__Written exercise__.
Below you will find a set of lines. Repeat them all exactly.

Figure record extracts

::::

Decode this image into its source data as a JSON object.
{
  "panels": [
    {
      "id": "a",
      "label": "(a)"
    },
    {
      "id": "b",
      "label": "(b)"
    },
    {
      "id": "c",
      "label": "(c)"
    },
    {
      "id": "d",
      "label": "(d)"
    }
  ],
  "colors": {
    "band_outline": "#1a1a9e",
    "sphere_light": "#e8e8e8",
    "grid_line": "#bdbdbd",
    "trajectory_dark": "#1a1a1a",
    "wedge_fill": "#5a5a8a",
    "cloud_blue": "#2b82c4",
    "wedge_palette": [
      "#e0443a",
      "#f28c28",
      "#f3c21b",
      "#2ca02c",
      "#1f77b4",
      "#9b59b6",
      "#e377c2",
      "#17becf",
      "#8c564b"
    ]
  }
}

::::

__Exercise result__.
Decode this image into its source data as a JSON object.
{
  "panels": [
    {
      "id": "a",
      "label": "(a)"
    },
    {
      "id": "b",
      "label": "(b)"
    },
    {
      "id": "c",
      "label": "(c)"
    },
    {
      "id": "d",
      "label": "(d)"
    }
  ],
  "colors": {
    "band_outline": "#1a1a9e",
    "sphere_light": "#e8e8e8",
    "grid_line": "#bdbdbd",
    "trajectory_dark": "#1a1a1a",
    "wedge_fill": "#5a5a8a",
    "cloud_blue": "#2b82c4",
    "wedge_palette": [
      "#e0443a",
      "#f28c28",
      "#f3c21b",
      "#2ca02c",
      "#1f77b4",
      "#9b59b6",
      "#e377c2",
      "#17becf",
      "#8c564b"
    ]
  }
}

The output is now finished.